Exercise description> Find each line with the word "kindly" and say how many there are, nothing else.

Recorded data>
++++
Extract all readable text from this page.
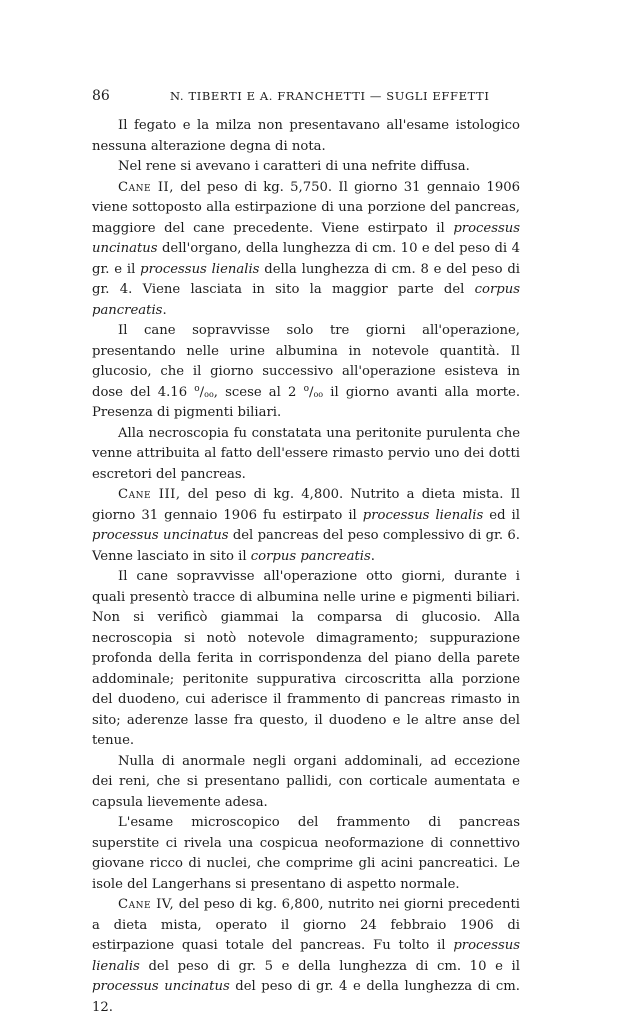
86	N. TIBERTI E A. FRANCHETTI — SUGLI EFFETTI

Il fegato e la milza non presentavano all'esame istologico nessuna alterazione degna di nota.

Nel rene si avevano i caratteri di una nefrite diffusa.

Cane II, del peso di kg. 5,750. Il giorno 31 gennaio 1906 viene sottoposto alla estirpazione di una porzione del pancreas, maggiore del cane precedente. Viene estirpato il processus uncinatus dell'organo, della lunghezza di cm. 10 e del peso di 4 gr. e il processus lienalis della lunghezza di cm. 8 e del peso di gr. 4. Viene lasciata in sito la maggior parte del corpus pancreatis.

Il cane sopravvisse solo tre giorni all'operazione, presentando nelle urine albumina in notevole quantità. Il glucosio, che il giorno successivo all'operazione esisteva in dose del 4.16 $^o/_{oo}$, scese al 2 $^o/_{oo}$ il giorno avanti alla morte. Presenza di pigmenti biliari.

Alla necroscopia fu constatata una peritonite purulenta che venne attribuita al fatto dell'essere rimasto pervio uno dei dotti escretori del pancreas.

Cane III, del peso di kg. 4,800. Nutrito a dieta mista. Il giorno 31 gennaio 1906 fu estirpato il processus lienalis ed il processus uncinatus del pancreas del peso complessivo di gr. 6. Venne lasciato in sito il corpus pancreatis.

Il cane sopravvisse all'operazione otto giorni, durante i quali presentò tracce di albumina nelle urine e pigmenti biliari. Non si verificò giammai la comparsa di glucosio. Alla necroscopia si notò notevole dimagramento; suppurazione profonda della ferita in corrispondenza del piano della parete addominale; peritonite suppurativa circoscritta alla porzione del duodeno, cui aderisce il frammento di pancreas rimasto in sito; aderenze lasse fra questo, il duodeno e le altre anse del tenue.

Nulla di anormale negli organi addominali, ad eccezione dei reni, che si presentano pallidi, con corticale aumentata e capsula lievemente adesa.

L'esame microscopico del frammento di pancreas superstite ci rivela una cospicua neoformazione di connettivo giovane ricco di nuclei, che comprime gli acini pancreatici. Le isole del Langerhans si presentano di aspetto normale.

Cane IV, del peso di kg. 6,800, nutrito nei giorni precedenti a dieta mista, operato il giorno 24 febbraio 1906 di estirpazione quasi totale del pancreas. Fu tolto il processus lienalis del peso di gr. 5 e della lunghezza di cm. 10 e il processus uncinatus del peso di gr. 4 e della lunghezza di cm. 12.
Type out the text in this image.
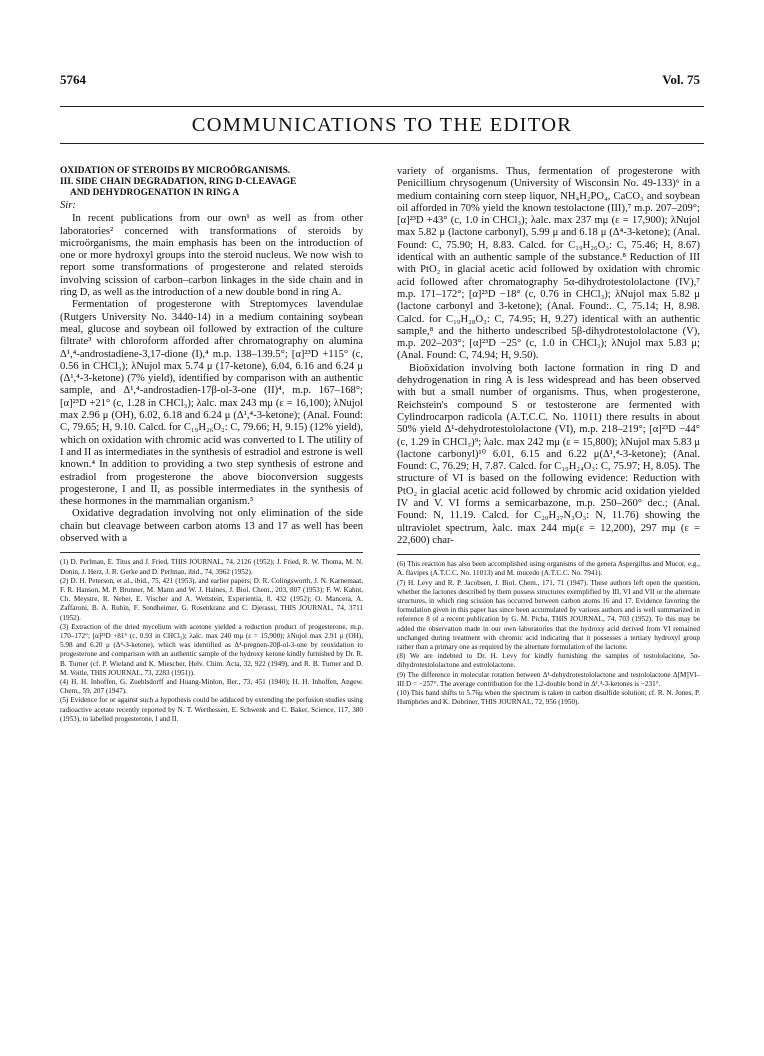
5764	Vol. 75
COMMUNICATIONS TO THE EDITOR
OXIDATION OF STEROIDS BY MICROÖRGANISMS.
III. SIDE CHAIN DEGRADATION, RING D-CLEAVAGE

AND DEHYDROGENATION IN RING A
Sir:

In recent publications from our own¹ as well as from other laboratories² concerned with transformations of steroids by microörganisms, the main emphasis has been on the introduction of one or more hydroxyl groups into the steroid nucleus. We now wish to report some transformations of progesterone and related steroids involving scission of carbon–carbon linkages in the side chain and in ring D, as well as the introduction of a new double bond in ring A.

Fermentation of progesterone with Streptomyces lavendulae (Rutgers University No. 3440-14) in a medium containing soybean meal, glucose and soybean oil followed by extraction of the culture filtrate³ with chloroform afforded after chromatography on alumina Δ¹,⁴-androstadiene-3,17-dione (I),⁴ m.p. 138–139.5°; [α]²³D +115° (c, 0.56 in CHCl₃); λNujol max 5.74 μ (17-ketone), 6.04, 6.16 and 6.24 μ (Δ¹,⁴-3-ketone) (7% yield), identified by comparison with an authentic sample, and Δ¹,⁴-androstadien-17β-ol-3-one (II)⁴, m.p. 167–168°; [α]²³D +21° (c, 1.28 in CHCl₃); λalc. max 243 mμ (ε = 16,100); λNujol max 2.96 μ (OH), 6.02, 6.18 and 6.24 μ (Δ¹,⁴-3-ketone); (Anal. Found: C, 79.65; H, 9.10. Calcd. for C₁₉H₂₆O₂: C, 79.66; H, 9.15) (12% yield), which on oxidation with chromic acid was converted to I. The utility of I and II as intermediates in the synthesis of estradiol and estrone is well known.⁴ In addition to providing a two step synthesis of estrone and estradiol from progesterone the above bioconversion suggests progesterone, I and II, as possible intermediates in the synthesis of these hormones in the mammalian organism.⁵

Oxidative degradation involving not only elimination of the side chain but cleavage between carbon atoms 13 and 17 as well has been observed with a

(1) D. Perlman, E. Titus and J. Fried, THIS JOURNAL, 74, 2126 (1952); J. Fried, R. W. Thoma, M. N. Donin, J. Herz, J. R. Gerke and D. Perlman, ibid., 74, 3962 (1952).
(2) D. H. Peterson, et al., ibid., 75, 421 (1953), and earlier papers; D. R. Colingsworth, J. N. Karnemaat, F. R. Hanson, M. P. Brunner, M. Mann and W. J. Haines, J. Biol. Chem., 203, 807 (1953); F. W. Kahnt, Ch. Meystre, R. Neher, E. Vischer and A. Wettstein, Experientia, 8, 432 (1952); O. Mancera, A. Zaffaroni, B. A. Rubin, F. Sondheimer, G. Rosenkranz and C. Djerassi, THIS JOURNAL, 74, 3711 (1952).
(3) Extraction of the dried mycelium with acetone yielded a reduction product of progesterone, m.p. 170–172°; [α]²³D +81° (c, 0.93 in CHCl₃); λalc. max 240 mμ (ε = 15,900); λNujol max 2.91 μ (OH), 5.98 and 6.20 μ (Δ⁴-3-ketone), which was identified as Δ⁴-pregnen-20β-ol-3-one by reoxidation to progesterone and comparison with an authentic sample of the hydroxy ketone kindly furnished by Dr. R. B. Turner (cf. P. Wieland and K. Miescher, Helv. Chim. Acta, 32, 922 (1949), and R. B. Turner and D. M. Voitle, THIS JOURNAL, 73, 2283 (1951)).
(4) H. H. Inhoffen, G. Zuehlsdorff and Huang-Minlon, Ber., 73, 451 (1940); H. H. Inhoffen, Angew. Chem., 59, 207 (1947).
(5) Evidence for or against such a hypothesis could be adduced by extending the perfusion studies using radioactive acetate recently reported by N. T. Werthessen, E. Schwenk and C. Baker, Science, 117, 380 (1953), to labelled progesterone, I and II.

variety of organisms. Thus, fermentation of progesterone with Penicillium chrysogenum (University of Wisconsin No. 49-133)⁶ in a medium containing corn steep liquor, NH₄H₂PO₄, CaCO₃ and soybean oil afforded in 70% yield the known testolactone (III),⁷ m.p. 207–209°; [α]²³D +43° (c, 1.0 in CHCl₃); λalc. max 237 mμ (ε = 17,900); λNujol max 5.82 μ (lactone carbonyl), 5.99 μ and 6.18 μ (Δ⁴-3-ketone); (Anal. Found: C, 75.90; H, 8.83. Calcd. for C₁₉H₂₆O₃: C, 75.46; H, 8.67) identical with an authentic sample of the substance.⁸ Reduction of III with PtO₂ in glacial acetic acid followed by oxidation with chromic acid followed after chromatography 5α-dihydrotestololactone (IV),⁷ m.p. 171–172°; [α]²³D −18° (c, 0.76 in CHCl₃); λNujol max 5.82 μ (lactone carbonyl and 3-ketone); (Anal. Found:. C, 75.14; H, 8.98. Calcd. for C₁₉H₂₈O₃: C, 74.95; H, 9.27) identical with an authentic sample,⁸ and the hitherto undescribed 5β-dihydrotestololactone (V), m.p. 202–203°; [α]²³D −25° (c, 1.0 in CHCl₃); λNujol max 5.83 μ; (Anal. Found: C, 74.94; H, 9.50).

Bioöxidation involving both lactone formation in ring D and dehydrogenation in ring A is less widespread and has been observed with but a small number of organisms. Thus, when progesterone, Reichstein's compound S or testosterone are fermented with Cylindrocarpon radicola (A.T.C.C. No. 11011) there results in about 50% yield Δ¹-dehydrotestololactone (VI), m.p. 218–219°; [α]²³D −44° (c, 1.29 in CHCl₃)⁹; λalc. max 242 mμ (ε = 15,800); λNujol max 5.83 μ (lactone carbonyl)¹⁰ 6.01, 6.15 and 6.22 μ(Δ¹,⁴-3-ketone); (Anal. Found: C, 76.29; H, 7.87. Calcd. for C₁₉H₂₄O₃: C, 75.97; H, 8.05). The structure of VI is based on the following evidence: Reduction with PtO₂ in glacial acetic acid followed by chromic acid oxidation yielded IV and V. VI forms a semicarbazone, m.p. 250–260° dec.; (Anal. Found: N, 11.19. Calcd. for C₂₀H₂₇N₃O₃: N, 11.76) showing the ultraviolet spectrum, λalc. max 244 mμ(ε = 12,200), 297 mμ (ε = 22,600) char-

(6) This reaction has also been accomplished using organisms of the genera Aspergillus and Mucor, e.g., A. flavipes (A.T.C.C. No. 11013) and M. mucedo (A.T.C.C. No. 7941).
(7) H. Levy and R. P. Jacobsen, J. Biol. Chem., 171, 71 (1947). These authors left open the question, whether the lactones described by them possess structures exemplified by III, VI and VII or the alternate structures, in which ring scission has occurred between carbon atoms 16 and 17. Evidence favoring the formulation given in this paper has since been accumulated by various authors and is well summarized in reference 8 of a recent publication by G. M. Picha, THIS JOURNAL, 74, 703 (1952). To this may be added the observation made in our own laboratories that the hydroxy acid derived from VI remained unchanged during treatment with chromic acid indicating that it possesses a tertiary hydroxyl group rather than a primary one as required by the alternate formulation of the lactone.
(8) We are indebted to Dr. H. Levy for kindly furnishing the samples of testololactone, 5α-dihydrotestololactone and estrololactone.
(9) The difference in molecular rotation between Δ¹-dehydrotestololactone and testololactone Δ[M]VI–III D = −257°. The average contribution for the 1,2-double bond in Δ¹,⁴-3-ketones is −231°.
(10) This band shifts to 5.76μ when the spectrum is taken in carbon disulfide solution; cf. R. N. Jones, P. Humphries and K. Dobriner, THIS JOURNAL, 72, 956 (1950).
++++
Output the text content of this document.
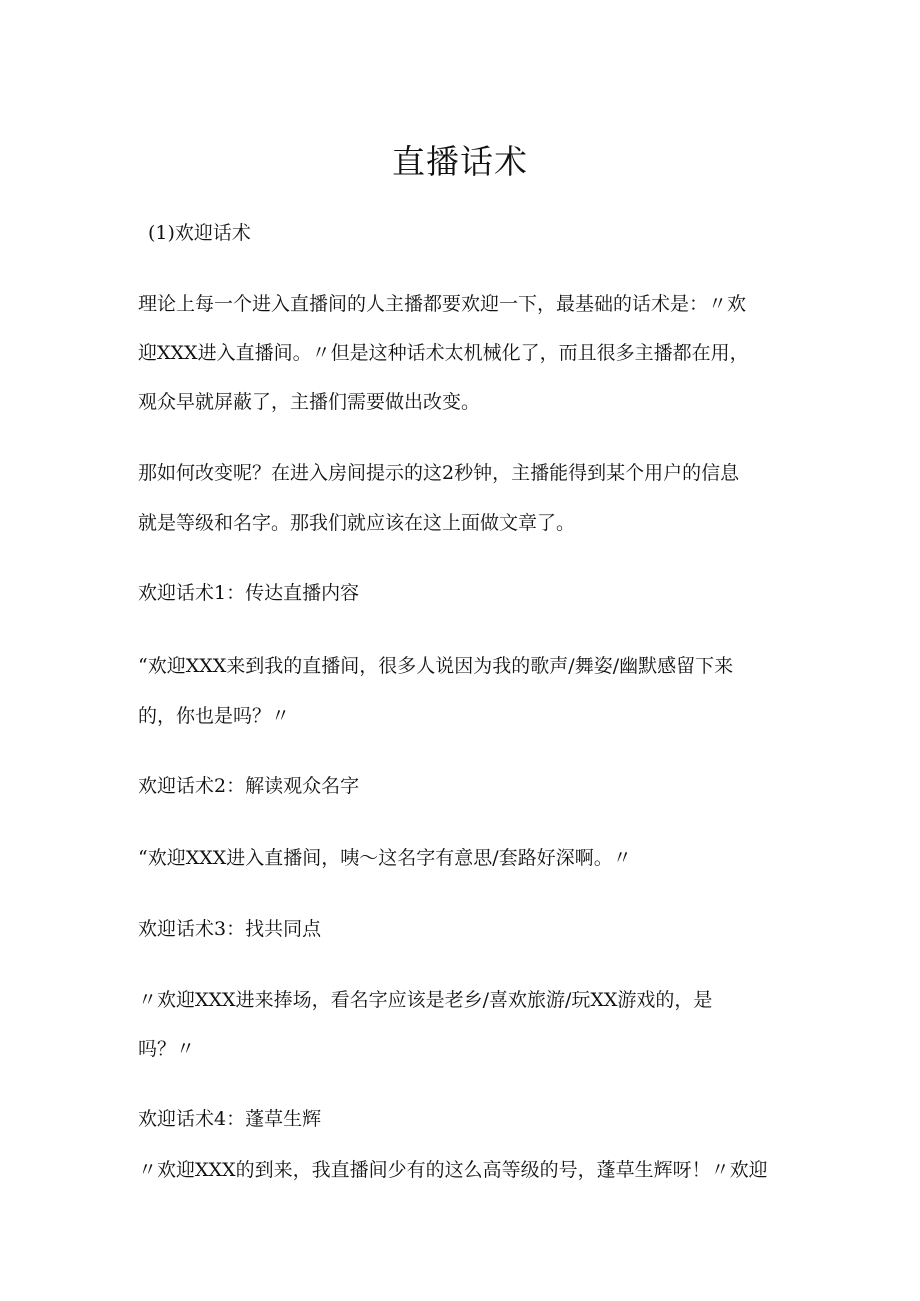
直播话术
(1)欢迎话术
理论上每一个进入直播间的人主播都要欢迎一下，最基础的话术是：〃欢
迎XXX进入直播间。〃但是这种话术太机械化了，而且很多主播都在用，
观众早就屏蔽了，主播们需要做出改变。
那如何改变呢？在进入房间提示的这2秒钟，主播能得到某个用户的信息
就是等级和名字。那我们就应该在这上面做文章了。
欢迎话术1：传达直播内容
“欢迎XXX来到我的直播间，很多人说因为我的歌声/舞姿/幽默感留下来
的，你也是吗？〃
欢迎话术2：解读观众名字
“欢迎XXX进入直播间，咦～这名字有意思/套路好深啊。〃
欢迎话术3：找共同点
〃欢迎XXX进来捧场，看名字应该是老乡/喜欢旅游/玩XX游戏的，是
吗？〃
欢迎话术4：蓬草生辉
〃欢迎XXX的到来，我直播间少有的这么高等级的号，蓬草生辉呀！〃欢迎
++++
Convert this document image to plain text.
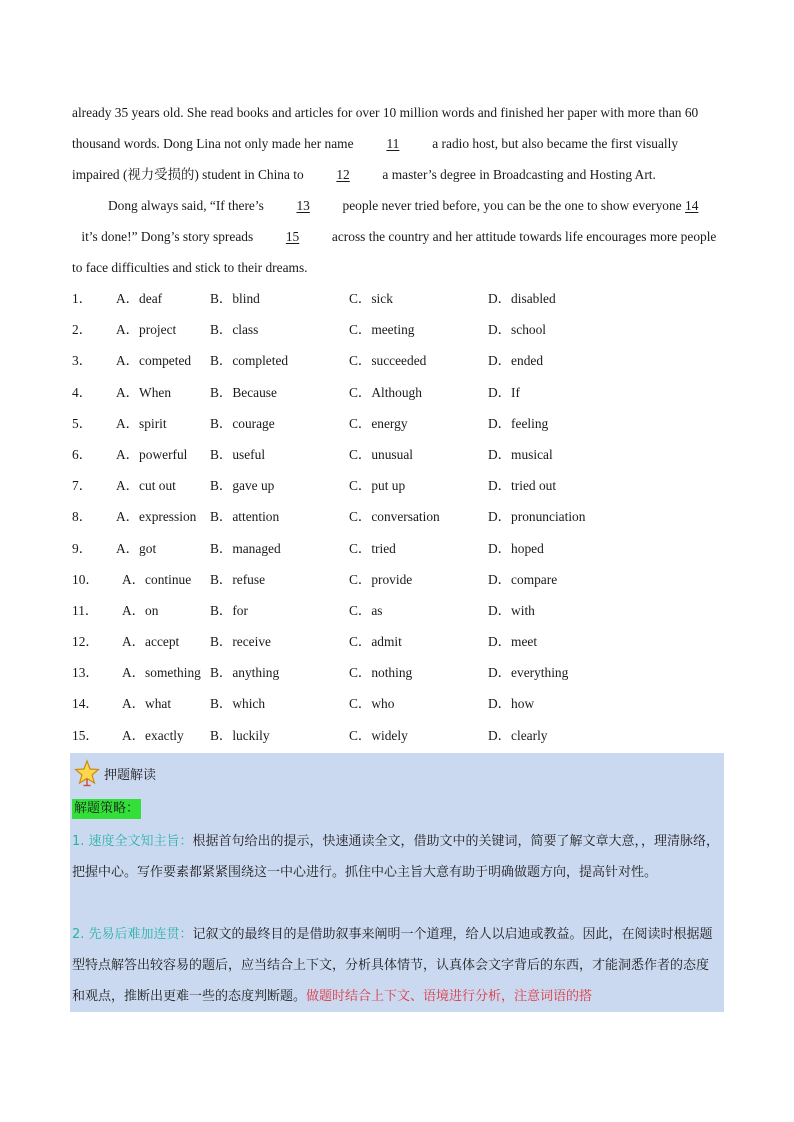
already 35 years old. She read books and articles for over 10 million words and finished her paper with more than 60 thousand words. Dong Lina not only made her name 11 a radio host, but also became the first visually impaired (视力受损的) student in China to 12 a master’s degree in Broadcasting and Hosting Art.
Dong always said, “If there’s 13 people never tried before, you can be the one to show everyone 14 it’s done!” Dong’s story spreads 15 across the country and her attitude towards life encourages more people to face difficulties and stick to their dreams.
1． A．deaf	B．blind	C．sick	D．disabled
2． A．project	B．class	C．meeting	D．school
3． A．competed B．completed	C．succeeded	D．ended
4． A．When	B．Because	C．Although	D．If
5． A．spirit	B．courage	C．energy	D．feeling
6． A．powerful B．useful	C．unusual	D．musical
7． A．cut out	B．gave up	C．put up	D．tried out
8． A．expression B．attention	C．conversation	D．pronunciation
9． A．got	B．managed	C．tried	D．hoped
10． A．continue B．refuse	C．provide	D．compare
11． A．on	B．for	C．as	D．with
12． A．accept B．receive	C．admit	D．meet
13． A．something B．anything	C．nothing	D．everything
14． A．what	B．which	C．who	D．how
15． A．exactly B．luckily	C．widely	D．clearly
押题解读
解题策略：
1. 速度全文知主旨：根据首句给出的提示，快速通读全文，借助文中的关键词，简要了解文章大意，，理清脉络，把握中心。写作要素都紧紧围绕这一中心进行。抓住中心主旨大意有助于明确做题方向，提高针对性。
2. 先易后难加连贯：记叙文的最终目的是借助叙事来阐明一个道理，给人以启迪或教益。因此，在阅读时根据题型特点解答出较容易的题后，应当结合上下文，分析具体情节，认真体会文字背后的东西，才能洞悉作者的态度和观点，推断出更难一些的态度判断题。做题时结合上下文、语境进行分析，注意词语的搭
++++
Written answer> 2